> Instructions to follow: Please pull out every line that includes the string "image".

==== Extracted data

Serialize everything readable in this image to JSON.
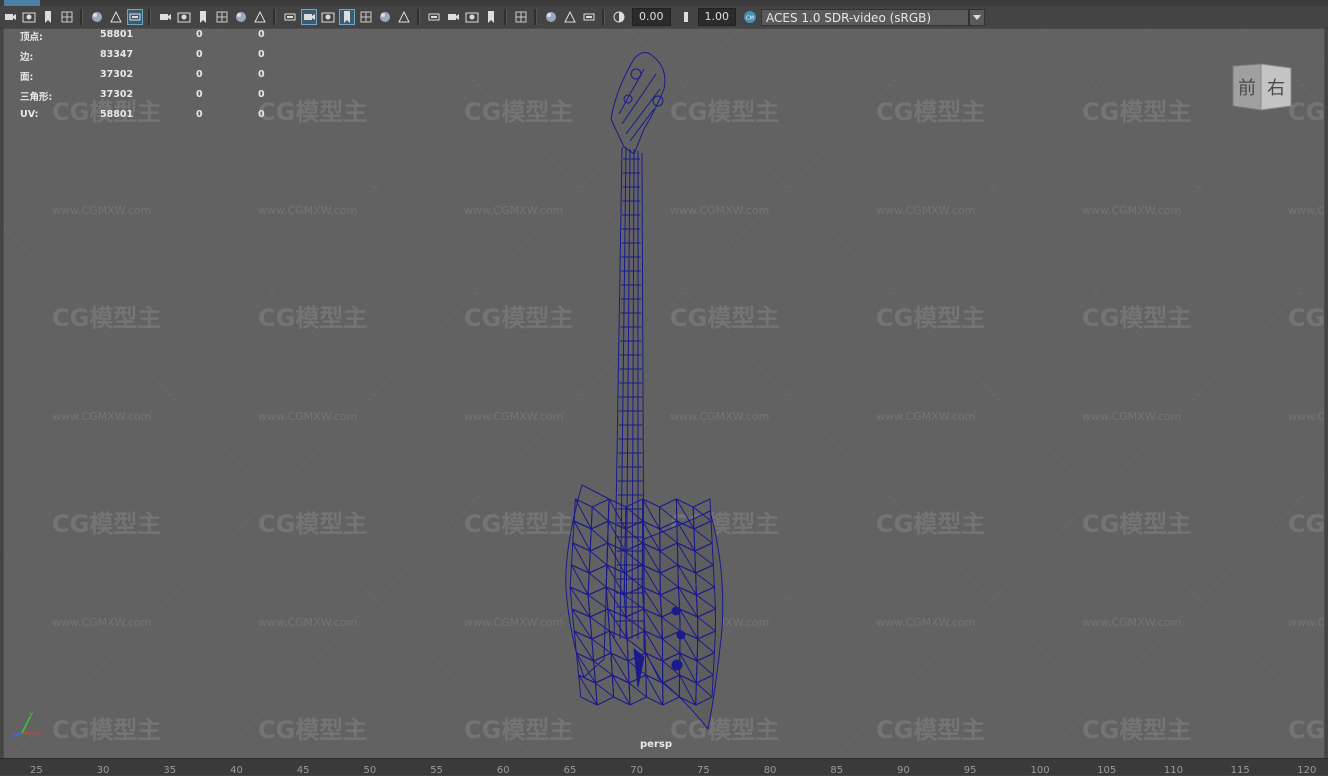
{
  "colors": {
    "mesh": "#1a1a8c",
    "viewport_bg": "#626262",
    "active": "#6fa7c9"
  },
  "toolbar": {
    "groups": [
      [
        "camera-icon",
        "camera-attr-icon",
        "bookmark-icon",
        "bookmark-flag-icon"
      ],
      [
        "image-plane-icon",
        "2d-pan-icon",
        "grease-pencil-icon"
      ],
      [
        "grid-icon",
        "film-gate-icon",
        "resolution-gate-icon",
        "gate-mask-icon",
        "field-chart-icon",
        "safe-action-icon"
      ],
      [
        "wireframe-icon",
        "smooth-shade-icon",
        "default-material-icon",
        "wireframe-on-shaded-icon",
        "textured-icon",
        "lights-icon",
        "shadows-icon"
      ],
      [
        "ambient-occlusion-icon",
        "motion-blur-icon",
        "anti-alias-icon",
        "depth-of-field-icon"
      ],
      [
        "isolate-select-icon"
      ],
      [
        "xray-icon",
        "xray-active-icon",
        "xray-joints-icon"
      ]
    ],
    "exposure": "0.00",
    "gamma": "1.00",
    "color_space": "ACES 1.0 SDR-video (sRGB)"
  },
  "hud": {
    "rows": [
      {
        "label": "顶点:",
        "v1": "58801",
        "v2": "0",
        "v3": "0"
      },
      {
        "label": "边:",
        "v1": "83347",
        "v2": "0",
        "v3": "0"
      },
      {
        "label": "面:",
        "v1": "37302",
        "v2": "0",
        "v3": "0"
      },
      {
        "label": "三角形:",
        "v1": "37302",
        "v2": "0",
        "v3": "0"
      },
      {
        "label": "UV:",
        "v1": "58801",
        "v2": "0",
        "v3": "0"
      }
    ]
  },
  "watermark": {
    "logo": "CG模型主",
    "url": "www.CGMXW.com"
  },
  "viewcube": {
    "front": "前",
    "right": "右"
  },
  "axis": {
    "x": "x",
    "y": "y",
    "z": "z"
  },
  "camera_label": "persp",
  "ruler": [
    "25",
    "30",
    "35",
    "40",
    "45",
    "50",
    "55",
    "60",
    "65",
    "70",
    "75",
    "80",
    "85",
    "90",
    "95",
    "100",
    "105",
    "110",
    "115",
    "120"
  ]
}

========

> Answer:
Serialize everything readable in this image to JSON.
        "image-plane-icon",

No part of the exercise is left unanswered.